--- Stored data ---

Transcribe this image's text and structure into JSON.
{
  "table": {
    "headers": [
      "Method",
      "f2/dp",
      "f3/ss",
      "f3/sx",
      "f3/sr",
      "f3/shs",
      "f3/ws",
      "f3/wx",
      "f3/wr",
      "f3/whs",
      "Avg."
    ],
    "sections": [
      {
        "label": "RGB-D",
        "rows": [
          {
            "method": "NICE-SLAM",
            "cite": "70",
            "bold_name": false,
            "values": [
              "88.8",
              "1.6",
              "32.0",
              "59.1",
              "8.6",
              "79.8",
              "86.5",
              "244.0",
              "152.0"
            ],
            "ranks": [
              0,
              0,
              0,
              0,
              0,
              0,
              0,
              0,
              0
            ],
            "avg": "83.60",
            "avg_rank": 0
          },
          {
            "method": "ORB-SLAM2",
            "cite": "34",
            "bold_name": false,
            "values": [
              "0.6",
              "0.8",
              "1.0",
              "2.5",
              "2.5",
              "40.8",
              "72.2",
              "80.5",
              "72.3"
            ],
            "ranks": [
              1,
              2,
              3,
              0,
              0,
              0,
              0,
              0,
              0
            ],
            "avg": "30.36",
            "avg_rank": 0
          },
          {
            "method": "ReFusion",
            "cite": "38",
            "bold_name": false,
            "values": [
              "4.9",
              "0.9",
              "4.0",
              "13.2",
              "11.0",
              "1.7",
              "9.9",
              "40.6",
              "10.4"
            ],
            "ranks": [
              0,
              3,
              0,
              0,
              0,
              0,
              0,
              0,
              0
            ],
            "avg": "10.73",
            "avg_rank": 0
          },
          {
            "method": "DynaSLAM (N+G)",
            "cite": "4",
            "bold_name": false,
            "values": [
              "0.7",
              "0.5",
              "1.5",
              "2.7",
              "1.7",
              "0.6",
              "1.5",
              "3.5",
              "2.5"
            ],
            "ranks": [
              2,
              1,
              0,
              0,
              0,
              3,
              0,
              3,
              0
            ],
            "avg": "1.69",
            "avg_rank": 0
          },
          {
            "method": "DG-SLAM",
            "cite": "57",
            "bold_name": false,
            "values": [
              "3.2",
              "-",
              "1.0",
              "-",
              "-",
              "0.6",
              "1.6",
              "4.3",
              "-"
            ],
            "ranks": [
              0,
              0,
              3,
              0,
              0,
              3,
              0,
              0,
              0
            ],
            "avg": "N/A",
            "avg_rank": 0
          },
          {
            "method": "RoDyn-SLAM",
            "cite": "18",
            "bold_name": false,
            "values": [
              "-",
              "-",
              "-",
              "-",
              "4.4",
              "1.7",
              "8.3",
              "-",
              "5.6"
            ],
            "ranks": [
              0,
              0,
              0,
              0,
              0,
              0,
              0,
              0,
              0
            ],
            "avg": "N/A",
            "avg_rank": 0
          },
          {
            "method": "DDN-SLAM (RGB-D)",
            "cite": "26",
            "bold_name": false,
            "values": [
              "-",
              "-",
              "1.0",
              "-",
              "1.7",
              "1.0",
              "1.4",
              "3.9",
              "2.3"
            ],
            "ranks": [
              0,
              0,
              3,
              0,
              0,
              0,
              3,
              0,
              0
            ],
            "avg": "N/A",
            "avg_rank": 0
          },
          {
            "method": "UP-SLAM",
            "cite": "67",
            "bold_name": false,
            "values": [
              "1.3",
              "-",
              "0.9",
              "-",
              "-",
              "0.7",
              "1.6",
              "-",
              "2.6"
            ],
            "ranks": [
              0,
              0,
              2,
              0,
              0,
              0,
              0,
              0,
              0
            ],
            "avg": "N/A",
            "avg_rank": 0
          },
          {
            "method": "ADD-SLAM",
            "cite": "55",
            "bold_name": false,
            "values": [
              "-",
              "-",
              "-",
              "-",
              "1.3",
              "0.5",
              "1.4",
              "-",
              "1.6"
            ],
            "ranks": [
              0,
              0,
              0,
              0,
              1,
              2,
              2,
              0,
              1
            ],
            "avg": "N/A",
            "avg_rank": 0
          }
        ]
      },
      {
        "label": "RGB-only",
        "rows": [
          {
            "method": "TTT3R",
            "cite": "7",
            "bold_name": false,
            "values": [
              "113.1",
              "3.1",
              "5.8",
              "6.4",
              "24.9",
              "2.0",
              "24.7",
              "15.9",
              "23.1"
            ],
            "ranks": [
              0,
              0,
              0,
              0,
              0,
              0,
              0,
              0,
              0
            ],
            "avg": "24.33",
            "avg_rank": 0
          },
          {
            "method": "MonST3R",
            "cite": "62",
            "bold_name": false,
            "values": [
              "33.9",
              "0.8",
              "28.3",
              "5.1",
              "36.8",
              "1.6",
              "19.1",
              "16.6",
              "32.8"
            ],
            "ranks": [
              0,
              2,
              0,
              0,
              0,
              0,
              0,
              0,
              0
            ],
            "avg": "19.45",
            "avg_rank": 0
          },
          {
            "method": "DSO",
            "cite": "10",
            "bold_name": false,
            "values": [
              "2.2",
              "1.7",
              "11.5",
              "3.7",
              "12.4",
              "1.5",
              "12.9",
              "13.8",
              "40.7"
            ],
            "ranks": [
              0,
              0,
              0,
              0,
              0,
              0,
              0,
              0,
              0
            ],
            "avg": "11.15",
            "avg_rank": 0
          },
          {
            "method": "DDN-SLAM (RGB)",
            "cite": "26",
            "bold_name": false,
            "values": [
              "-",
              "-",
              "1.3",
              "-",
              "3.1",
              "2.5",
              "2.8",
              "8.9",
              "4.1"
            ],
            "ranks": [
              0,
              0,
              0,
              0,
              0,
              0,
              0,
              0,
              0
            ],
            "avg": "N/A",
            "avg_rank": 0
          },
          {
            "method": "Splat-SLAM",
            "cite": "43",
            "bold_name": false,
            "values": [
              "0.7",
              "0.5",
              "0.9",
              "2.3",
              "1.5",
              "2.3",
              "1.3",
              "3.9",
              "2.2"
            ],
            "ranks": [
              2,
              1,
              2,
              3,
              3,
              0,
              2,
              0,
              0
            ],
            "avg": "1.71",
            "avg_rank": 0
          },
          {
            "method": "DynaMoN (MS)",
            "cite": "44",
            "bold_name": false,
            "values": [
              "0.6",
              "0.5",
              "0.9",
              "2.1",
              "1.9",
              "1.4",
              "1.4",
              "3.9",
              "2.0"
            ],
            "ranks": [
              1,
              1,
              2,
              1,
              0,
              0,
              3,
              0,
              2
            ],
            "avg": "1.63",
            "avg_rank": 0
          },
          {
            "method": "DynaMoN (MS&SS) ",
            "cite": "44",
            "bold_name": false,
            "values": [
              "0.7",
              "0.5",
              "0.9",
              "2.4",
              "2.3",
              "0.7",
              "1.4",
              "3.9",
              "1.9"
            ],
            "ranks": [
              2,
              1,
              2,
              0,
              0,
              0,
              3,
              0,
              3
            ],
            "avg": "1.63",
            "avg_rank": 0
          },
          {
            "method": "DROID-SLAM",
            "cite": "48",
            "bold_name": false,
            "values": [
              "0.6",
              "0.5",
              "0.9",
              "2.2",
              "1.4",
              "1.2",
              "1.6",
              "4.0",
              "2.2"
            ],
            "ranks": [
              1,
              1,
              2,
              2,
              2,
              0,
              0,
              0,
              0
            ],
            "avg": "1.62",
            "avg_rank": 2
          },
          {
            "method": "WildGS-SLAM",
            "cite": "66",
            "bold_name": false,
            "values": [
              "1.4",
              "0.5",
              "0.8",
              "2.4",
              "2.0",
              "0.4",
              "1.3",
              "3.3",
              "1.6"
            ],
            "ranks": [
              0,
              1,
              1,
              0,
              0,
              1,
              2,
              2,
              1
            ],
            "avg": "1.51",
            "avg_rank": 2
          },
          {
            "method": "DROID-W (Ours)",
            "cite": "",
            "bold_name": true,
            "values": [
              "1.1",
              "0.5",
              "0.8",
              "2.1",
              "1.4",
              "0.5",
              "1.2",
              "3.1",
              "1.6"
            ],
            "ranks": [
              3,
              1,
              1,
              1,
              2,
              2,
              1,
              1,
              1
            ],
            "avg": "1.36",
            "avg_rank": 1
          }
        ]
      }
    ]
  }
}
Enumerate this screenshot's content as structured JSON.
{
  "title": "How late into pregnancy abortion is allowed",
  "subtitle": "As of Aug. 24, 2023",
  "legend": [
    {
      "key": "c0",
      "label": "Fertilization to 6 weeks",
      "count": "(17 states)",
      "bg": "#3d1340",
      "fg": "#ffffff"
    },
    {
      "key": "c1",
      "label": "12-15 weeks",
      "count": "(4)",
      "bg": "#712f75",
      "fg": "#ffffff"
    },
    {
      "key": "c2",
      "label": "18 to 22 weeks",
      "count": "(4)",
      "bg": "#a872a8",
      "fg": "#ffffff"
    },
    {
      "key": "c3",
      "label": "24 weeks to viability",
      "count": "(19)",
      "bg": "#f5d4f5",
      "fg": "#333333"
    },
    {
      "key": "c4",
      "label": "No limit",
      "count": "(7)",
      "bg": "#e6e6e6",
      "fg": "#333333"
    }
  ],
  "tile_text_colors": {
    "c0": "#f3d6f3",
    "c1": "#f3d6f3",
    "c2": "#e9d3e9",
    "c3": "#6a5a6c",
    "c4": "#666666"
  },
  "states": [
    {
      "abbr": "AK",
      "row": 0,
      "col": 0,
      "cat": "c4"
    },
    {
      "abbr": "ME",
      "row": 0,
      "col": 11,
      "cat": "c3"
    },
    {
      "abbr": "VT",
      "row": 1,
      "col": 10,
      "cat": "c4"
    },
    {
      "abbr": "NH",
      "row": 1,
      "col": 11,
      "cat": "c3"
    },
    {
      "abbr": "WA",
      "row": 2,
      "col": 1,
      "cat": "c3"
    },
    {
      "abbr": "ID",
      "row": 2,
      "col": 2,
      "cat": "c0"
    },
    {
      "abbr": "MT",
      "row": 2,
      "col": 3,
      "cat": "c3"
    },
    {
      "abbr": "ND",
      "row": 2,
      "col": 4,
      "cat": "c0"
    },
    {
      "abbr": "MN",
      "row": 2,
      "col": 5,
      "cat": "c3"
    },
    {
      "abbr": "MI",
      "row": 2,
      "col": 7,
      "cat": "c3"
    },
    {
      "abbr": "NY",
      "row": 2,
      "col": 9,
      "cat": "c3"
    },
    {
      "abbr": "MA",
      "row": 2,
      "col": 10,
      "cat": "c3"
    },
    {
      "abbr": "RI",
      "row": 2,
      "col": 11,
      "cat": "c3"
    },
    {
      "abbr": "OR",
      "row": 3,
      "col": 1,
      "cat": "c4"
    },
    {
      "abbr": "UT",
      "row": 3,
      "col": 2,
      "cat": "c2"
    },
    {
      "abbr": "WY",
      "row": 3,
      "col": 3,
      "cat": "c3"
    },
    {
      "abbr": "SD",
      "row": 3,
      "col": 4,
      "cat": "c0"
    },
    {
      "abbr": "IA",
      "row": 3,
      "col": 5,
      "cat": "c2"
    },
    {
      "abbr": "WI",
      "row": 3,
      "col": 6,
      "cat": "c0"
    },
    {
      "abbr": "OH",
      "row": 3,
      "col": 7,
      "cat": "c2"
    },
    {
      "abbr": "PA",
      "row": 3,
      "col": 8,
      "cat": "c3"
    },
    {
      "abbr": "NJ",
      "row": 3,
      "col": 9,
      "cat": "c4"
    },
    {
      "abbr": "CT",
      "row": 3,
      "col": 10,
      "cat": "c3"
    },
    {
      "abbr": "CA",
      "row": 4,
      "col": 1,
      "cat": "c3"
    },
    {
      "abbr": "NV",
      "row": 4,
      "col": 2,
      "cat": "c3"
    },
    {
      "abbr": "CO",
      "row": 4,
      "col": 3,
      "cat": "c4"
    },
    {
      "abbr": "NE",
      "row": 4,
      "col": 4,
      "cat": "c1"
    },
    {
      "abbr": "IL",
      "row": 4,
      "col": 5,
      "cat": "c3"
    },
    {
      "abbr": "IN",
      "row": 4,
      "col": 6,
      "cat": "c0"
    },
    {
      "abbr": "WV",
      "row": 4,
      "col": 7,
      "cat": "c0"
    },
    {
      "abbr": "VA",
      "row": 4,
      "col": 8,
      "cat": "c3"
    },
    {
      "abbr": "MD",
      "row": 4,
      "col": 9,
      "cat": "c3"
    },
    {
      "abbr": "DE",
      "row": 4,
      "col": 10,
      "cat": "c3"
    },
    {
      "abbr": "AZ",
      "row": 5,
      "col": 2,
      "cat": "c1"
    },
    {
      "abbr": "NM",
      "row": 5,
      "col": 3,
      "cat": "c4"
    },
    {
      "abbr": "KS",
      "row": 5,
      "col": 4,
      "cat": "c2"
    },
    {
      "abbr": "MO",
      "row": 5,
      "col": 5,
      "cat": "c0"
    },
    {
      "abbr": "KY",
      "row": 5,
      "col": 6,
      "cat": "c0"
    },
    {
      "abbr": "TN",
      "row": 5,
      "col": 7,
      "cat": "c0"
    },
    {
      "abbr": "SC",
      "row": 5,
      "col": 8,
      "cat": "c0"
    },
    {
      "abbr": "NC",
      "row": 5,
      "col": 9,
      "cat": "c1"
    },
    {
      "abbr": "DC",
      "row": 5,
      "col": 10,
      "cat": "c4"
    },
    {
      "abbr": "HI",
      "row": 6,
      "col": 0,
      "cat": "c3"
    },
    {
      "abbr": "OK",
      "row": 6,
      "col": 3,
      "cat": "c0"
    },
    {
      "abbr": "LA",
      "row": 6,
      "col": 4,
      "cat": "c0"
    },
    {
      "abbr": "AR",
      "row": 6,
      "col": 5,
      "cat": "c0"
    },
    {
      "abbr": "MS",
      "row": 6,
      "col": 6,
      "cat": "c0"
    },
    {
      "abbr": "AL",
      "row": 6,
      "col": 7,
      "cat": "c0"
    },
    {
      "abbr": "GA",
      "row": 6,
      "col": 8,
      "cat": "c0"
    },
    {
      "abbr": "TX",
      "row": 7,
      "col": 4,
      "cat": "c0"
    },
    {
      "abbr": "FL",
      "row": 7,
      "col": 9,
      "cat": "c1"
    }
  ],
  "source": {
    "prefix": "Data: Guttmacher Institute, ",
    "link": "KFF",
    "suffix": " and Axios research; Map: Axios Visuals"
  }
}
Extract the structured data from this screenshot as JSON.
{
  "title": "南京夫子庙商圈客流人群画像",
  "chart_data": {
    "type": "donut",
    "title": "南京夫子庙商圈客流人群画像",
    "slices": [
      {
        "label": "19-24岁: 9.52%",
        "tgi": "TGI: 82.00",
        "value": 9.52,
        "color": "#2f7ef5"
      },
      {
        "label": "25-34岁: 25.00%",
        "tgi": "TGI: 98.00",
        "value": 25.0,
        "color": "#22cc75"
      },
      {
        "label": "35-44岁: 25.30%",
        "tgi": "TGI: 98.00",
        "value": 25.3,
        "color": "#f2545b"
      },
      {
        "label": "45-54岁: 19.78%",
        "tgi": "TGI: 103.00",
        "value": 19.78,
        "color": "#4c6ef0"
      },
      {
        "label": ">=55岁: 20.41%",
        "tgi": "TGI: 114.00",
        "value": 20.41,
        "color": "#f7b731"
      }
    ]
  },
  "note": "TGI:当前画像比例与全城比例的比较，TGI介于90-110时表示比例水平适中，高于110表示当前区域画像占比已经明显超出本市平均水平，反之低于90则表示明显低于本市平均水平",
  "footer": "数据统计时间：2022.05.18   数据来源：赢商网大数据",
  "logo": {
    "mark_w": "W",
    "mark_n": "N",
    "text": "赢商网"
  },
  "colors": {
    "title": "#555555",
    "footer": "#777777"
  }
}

---

Look through the data above. Find each line with the string "into" and copy it.

Transcribe this image's text and structure into JSON.
  "title": "How late into pregnancy abortion is allowed",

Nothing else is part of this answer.